Text block:

▼▼▼

Sean Raposa is the NFL Offensive Line Guru and Cleveland Browns beat writer at RotoWire.com. He also works as a research analyst and writer for STATS, LLC. and runs TempleofSports.com. He has been commissioning fantasy leagues since he was 13 years old and loves running backs, starting pitchers, and point guards.

The NFL is a passing league. We all know it. As a result, the highest priorities are placed on finding a franchise quarterback, protecting that quarterback, and applying pressure to opposing quarterbacks. We see this play out every April at draft time when the gunslingers, hogs, and sack-masters take precedence for top picks. This emphasis on the passing game has drastically reduced the demand for running backs.

Things weren't always this way, however. Not too long ago there was an emphasis on finding a "workhorse back," and selections at the top of the draft reflected this. In the four years from 2005-08 a running back was taken in the top-7 each year and there were a total of six taken that high ('05-Ronnie Brown, Cedric Benson, Cadillac Williams, '06-Reggie Bush, '07-Adrian Peterson, '08-Darren McFadden). But the game has changed.

With new rules limiting the physicality of defensive backs and the consequent growth of spread-out, pass-heavy playcalling, the ground-and-pound approach is nearly extinct. The value associated with having a feature back has diminished greatly, and there has been just one runner (Trent Richardson) taken in the top-7 in the four drafts since 2008. The pounding these guys take generates legitimate durability concerns, and the committee attacks adopted by many teams have hurt the draft stock of backs, as well.

That's not to say having a productive ground game is no longer important. Take a look at the best teams in the NFL and they still have balance – Baltimore, San Francisco, New England, Seattle, Washington and Houston were all in the top-11 in terms of 2012 rushing yardage. It's also not to say rookie backs are always a bad investment. Case in point, Alfred Morris' 1,613 yards and 13 touchdowns last season were a big reason the Redskins make the playoffs for the first time in five years.

But Morris was available in the sixth round, while first-round investments like Doug Martin (1,454 yards, 11 TDs) and the aforementioned Richardson (950 yards, 11 TDs) saw their teams miss the playoffs. The previously mentioned playoff teams built their running games on the likes of Morris, Ray Rice (second round), Frank Gore (third round), Stevan Ridley (third round) and Arian Foster (undrafted), with Seattle’s Marshawn Lynch being the only first-round pick of the group. The lesson is clear: you don’t need to pick a running back in the first round to dominate on the ground.

▲▲▲

Record extracts:
▼▼▼

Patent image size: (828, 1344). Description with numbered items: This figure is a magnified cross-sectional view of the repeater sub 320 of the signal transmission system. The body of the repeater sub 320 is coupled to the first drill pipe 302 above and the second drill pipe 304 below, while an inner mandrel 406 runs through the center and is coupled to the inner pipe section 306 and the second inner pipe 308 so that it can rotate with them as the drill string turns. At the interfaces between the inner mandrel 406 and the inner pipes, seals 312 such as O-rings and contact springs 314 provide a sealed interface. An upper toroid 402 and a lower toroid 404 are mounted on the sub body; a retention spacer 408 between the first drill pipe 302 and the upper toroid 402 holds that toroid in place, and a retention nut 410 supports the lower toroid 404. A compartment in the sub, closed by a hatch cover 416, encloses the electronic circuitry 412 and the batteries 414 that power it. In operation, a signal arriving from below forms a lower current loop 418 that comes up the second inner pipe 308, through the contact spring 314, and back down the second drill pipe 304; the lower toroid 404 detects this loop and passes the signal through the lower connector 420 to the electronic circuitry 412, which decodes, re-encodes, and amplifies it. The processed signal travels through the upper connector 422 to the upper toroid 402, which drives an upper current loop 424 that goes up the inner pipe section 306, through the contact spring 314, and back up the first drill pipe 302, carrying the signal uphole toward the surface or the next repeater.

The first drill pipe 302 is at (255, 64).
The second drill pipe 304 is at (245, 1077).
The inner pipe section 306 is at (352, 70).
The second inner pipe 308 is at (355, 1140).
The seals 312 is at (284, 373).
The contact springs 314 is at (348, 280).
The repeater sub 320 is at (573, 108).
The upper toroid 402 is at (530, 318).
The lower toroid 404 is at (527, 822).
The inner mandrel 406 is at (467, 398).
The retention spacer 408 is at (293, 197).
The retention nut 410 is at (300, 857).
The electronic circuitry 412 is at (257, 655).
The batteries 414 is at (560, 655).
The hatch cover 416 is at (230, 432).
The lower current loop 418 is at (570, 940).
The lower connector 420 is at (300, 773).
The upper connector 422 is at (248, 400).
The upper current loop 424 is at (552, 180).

▲▲▲

Task prompt: From the text on running backs and the NFL draft, set down the passage starting with "Sean Raposa is" and going on through "and point guards.", word for word.

Reply to the exercise:
Sean Raposa is the NFL Offensive Line Guru and Cleveland Browns beat writer at RotoWire.com. He also works as a research analyst and writer for STATS, LLC. and runs TempleofSports.com. He has been commissioning fantasy leagues since he was 13 years old and loves running backs, starting pitchers, and point guards.